>> Begin

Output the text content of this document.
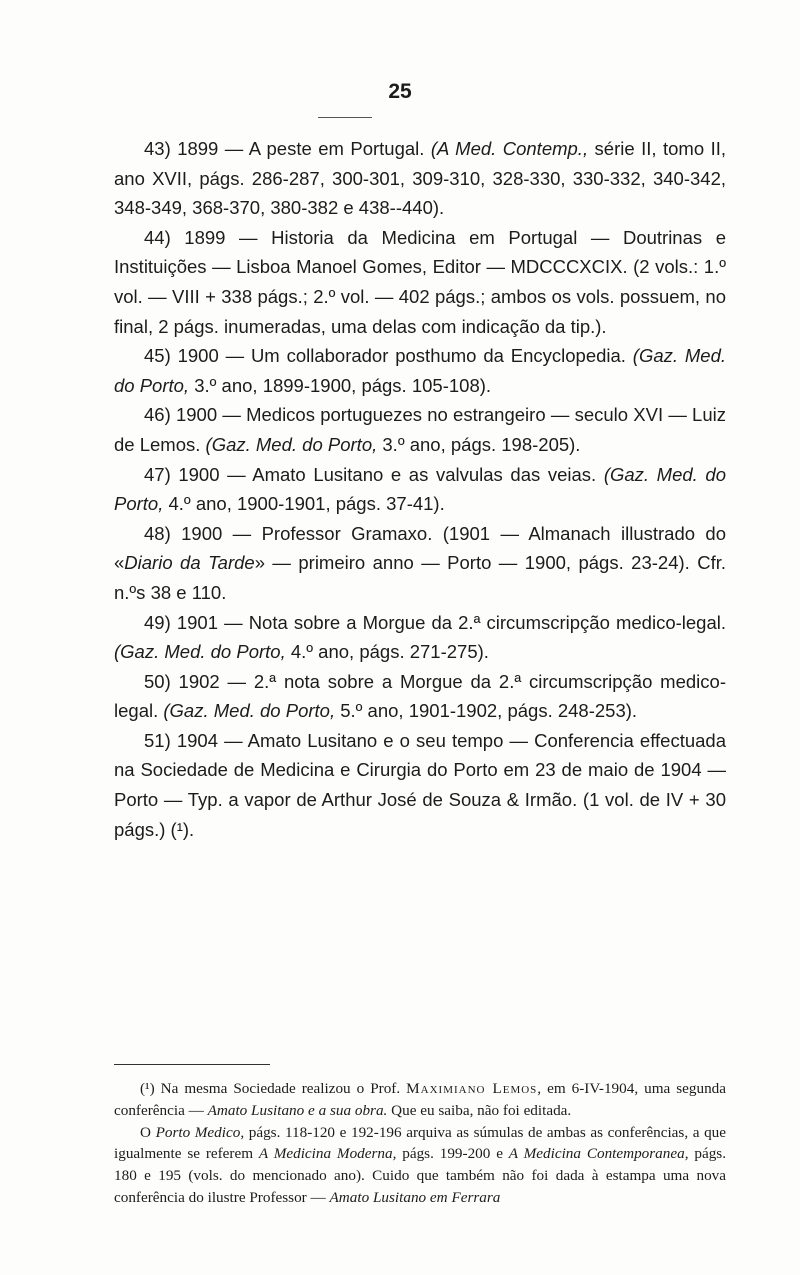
25

43) 1899 — A peste em Portugal. (A Med. Contemp., série II, tomo II, ano XVII, págs. 286-287, 300-301, 309-310, 328-330, 330-332, 340-342, 348-349, 368-370, 380-382 e 438--440).

44) 1899 — Historia da Medicina em Portugal — Doutrinas e Instituições — Lisboa Manoel Gomes, Editor — MDCCCXCIX. (2 vols.: 1.º vol. — VIII + 338 págs.; 2.º vol. — 402 págs.; ambos os vols. possuem, no final, 2 págs. inumeradas, uma delas com indicação da tip.).

45) 1900 — Um collaborador posthumo da Encyclopedia. (Gaz. Med. do Porto, 3.º ano, 1899-1900, págs. 105-108).

46) 1900 — Medicos portuguezes no estrangeiro — seculo XVI — Luiz de Lemos. (Gaz. Med. do Porto, 3.º ano, págs. 198-205).

47) 1900 — Amato Lusitano e as valvulas das veias. (Gaz. Med. do Porto, 4.º ano, 1900-1901, págs. 37-41).

48) 1900 — Professor Gramaxo. (1901 — Almanach illustrado do «Diario da Tarde» — primeiro anno — Porto — 1900, págs. 23-24). Cfr. n.ºs 38 e 110.

49) 1901 — Nota sobre a Morgue da 2.ª circumscripção medico-legal. (Gaz. Med. do Porto, 4.º ano, págs. 271-275).

50) 1902 — 2.ª nota sobre a Morgue da 2.ª circumscripção medico-legal. (Gaz. Med. do Porto, 5.º ano, 1901-1902, págs. 248-253).

51) 1904 — Amato Lusitano e o seu tempo — Conferencia effectuada na Sociedade de Medicina e Cirurgia do Porto em 23 de maio de 1904 — Porto — Typ. a vapor de Arthur José de Souza & Irmão. (1 vol. de IV + 30 págs.) (¹).

(¹) Na mesma Sociedade realizou o Prof. Maximiano Lemos, em 6-IV-1904, uma segunda conferência — Amato Lusitano e a sua obra. Que eu saiba, não foi editada.

O Porto Medico, págs. 118-120 e 192-196 arquiva as súmulas de ambas as conferências, a que igualmente se referem A Medicina Moderna, págs. 199-200 e A Medicina Contemporanea, págs. 180 e 195 (vols. do mencionado ano). Cuido que também não foi dada à estampa uma nova conferência do ilustre Professor — Amato Lusitano em Ferrara
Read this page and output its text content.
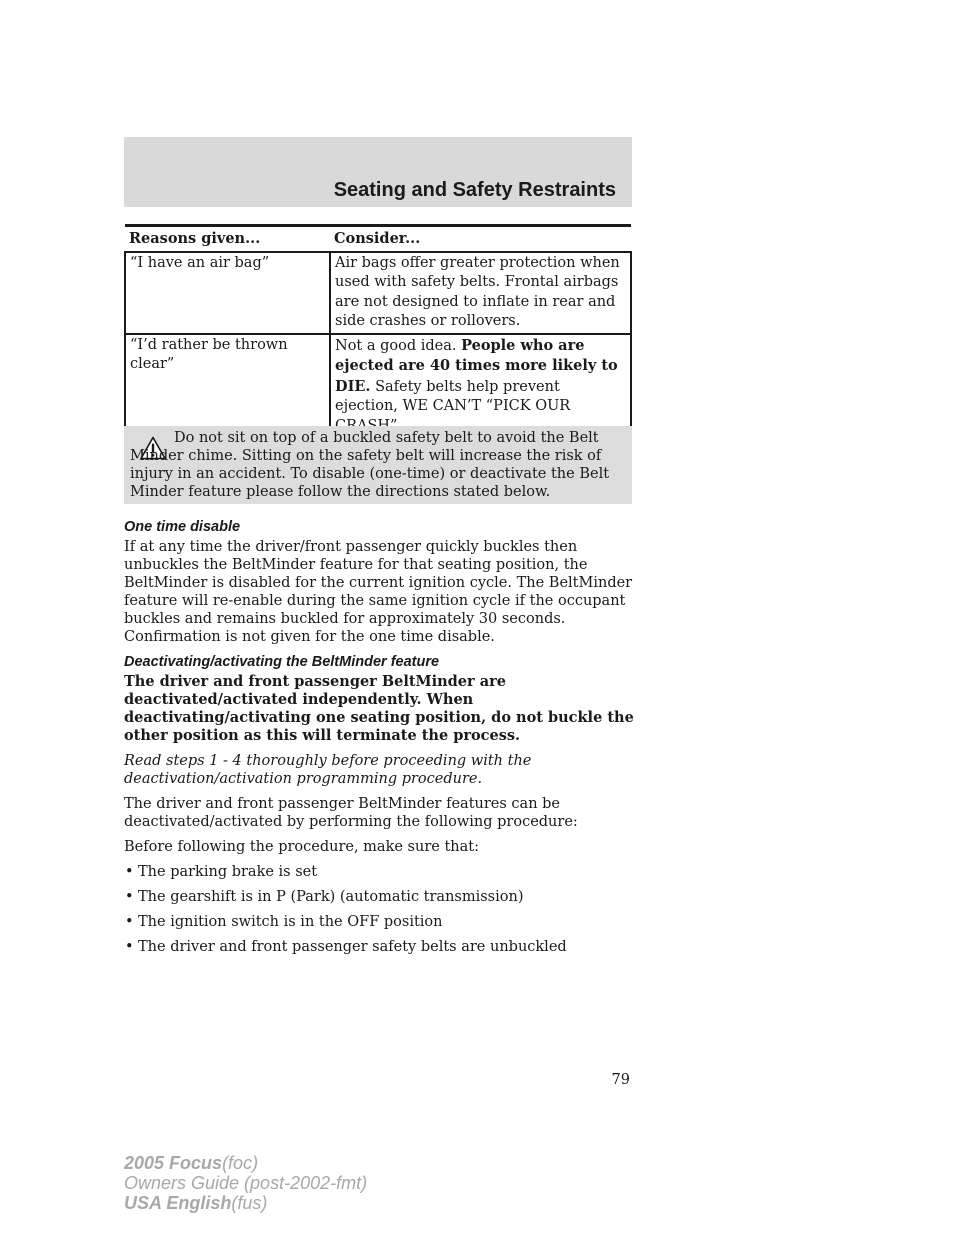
Seating and Safety Restraints
Reasons given...	Consider...
“I have an air bag”	Air bags offer greater protection when used with safety belts. Frontal airbags are not designed to inflate in rear and side crashes or rollovers.
“I’d rather be thrown clear”	Not a good idea. People who are ejected are 40 times more likely to DIE. Safety belts help prevent ejection, WE CAN’T “PICK OUR

Do not sit on top of a buckled safety belt to avoid the Belt Minder chime. Sitting on the safety belt will increase the risk of injury in an accident. To disable (one-time) or deactivate the Belt Minder feature please follow the directions stated below.

One time disable

If at any time the driver/front passenger quickly buckles then unbuckles the BeltMinder feature for that seating position, the BeltMinder is disabled for the current ignition cycle. The BeltMinder feature will re-enable during the same ignition cycle if the occupant buckles and remains buckled for approximately 30 seconds. Confirmation is not given for the one time disable.

Deactivating/activating the BeltMinder feature

The driver and front passenger BeltMinder are deactivated/activated independently. When deactivating/activating one seating position, do not buckle the other position as this will terminate the process.

Read steps 1 - 4 thoroughly before proceeding with the deactivation/activation programming procedure.

The driver and front passenger BeltMinder features can be deactivated/activated by performing the following procedure:

Before following the procedure, make sure that:

• The parking brake is set
• The gearshift is in P (Park) (automatic transmission)
• The ignition switch is in the OFF position
• The driver and front passenger safety belts are unbuckled
79
2005 Focus(foc)
Owners Guide (post-2002-fmt)
USA English(fus)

>> End

- PROBLEM REQUIREMENTS
From start to finish, output the listing exactly, but omit its pictures.

- CORRECT OUTPUT
Output the text content of this document.
25

43) 1899 — A peste em Portugal. (A Med. Contemp., série II, tomo II, ano XVII, págs. 286-287, 300-301, 309-310, 328-330, 330-332, 340-342, 348-349, 368-370, 380-382 e 438--440).

44) 1899 — Historia da Medicina em Portugal — Doutrinas e Instituições — Lisboa Manoel Gomes, Editor — MDCCCXCIX. (2 vols.: 1.º vol. — VIII + 338 págs.; 2.º vol. — 402 págs.; ambos os vols. possuem, no final, 2 págs. inumeradas, uma delas com indicação da tip.).

45) 1900 — Um collaborador posthumo da Encyclopedia. (Gaz. Med. do Porto, 3.º ano, 1899-1900, págs. 105-108).

46) 1900 — Medicos portuguezes no estrangeiro — seculo XVI — Luiz de Lemos. (Gaz. Med. do Porto, 3.º ano, págs. 198-205).

47) 1900 — Amato Lusitano e as valvulas das veias. (Gaz. Med. do Porto, 4.º ano, 1900-1901, págs. 37-41).

48) 1900 — Professor Gramaxo. (1901 — Almanach illustrado do «Diario da Tarde» — primeiro anno — Porto — 1900, págs. 23-24). Cfr. n.ºs 38 e 110.

49) 1901 — Nota sobre a Morgue da 2.ª circumscripção medico-legal. (Gaz. Med. do Porto, 4.º ano, págs. 271-275).

50) 1902 — 2.ª nota sobre a Morgue da 2.ª circumscripção medico-legal. (Gaz. Med. do Porto, 5.º ano, 1901-1902, págs. 248-253).

51) 1904 — Amato Lusitano e o seu tempo — Conferencia effectuada na Sociedade de Medicina e Cirurgia do Porto em 23 de maio de 1904 — Porto — Typ. a vapor de Arthur José de Souza & Irmão. (1 vol. de IV + 30 págs.) (¹).

(¹) Na mesma Sociedade realizou o Prof. Maximiano Lemos, em 6-IV-1904, uma segunda conferência — Amato Lusitano e a sua obra. Que eu saiba, não foi editada.

O Porto Medico, págs. 118-120 e 192-196 arquiva as súmulas de ambas as conferências, a que igualmente se referem A Medicina Moderna, págs. 199-200 e A Medicina Contemporanea, págs. 180 e 195 (vols. do mencionado ano). Cuido que também não foi dada à estampa uma nova conferência do ilustre Professor — Amato Lusitano em Ferrara
Read this page and output its text content.
Seating and Safety Restraints
Reasons given...	Consider...
“I have an air bag”	Air bags offer greater protection when used with safety belts. Frontal airbags are not designed to inflate in rear and side crashes or rollovers.
“I’d rather be thrown clear”	Not a good idea. People who are ejected are 40 times more likely to DIE. Safety belts help prevent ejection, WE CAN’T “PICK OUR

Do not sit on top of a buckled safety belt to avoid the Belt Minder chime. Sitting on the safety belt will increase the risk of injury in an accident. To disable (one-time) or deactivate the Belt Minder feature please follow the directions stated below.

One time disable

If at any time the driver/front passenger quickly buckles then unbuckles the BeltMinder feature for that seating position, the BeltMinder is disabled for the current ignition cycle. The BeltMinder feature will re-enable during the same ignition cycle if the occupant buckles and remains buckled for approximately 30 seconds. Confirmation is not given for the one time disable.

Deactivating/activating the BeltMinder feature

The driver and front passenger BeltMinder are deactivated/activated independently. When deactivating/activating one seating position, do not buckle the other position as this will terminate the process.

Read steps 1 - 4 thoroughly before proceeding with the deactivation/activation programming procedure.

The driver and front passenger BeltMinder features can be deactivated/activated by performing the following procedure:

Before following the procedure, make sure that:

• The parking brake is set
• The gearshift is in P (Park) (automatic transmission)
• The ignition switch is in the OFF position
• The driver and front passenger safety belts are unbuckled
79
2005 Focus(foc)
Owners Guide (post-2002-fmt)
USA English(fus)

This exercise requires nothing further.